#### [GIVEN EXERCISE]
List, from the lines below, each one with "title" in it.

#### [Records that describe figures]
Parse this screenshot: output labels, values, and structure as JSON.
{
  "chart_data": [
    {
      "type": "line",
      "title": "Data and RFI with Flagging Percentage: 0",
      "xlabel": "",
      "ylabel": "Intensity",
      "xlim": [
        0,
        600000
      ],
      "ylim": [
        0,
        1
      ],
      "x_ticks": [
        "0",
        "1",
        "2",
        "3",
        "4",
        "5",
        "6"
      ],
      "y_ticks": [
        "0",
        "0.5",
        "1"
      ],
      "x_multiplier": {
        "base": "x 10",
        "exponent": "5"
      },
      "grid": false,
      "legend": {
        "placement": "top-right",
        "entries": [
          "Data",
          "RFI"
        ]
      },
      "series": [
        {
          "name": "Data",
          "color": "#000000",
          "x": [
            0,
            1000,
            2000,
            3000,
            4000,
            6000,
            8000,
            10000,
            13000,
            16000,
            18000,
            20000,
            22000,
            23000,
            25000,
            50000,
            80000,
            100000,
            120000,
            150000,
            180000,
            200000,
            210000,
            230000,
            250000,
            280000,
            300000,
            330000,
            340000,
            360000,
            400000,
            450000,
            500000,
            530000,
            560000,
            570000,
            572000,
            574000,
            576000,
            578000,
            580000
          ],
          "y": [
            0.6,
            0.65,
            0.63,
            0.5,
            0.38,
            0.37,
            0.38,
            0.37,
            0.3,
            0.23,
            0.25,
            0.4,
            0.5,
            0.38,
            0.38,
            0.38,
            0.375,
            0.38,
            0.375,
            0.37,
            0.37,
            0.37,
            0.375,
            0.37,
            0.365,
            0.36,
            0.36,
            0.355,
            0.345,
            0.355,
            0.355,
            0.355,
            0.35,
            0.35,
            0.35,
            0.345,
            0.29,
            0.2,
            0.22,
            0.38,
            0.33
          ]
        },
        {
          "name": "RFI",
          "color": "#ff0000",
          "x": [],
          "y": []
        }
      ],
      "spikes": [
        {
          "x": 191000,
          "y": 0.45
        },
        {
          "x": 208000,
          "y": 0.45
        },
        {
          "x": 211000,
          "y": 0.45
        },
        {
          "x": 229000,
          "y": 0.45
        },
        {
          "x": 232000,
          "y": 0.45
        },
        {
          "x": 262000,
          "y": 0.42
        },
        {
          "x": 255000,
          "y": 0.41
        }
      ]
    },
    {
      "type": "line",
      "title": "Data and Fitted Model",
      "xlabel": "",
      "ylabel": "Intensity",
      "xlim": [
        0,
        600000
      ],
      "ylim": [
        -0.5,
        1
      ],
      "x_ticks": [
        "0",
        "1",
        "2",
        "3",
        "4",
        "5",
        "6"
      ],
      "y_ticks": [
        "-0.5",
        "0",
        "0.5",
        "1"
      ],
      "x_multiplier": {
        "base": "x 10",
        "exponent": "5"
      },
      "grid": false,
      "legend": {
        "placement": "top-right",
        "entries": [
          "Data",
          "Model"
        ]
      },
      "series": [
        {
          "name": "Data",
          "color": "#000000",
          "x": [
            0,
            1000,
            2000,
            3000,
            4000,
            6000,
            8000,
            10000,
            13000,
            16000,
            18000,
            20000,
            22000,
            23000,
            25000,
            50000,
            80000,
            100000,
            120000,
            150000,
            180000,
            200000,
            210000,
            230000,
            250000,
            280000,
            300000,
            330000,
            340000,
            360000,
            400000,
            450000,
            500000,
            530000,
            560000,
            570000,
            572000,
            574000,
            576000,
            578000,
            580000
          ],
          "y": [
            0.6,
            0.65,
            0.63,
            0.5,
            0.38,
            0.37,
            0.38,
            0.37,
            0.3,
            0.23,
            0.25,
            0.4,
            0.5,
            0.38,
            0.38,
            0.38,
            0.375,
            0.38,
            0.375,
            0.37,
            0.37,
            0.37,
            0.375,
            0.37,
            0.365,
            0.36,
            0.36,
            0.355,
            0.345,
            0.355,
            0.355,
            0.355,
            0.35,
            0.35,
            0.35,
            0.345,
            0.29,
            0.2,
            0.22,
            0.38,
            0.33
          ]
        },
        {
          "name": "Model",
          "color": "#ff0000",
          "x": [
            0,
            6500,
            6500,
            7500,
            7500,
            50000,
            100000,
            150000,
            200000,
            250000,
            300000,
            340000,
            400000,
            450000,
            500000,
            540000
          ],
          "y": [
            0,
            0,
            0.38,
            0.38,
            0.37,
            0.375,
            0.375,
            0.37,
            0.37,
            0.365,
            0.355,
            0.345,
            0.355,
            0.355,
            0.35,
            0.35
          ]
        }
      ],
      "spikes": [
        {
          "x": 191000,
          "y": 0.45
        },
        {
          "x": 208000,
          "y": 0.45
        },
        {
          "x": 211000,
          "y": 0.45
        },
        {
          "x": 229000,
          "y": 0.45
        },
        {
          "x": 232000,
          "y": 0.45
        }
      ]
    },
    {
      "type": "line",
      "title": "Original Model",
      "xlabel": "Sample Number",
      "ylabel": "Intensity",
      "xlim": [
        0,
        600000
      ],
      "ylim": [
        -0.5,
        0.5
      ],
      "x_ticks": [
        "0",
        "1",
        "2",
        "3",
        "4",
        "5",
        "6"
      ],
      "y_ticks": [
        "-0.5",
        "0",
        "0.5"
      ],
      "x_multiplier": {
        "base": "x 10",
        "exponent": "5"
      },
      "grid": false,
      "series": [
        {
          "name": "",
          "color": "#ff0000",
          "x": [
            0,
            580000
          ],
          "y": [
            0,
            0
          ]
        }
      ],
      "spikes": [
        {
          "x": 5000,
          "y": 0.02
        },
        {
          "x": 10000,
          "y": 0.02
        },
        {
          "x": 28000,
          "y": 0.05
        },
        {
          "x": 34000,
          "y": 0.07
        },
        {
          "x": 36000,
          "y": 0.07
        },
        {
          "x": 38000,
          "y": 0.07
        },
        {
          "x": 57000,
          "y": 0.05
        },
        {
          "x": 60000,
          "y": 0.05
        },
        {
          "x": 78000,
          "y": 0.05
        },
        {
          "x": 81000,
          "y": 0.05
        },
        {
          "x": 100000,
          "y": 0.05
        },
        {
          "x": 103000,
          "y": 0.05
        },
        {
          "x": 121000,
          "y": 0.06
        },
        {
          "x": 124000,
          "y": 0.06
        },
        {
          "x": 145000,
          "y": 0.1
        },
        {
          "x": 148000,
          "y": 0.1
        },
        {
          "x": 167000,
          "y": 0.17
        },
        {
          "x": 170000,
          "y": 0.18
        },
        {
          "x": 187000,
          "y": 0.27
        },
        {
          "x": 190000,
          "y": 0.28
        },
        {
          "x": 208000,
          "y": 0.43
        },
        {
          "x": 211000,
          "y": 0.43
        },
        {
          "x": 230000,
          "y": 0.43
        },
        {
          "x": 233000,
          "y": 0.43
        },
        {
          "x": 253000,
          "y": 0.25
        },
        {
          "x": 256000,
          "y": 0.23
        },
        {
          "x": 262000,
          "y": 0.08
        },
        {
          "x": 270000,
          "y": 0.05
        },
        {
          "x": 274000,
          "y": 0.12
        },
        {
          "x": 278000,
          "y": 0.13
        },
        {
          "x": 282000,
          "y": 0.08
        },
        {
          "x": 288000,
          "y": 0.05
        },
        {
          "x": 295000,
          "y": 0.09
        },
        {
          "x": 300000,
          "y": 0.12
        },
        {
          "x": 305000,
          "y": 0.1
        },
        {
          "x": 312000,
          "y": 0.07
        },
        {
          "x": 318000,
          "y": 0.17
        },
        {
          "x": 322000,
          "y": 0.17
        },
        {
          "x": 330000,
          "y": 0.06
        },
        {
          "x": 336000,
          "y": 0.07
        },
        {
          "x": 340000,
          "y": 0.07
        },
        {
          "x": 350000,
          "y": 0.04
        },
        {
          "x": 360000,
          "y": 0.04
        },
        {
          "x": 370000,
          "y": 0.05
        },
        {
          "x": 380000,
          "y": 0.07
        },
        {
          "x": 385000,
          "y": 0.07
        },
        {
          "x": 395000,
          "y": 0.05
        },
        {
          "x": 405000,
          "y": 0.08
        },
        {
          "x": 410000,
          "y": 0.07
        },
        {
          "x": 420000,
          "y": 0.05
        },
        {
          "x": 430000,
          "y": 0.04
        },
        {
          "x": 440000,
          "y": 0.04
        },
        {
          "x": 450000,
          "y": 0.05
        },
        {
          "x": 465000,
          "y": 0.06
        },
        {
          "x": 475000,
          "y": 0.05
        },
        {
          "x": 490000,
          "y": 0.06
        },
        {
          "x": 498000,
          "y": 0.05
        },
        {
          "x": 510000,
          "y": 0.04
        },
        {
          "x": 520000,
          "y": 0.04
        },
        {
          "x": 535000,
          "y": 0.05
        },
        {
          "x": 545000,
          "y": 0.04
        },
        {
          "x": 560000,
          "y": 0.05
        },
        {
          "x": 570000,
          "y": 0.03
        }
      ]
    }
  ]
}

#### [TASK SOLUTION]
      "title": "Data and RFI with Flagging Percentage: 0",
      "title": "Data and Fitted Model",
      "title": "Original Model",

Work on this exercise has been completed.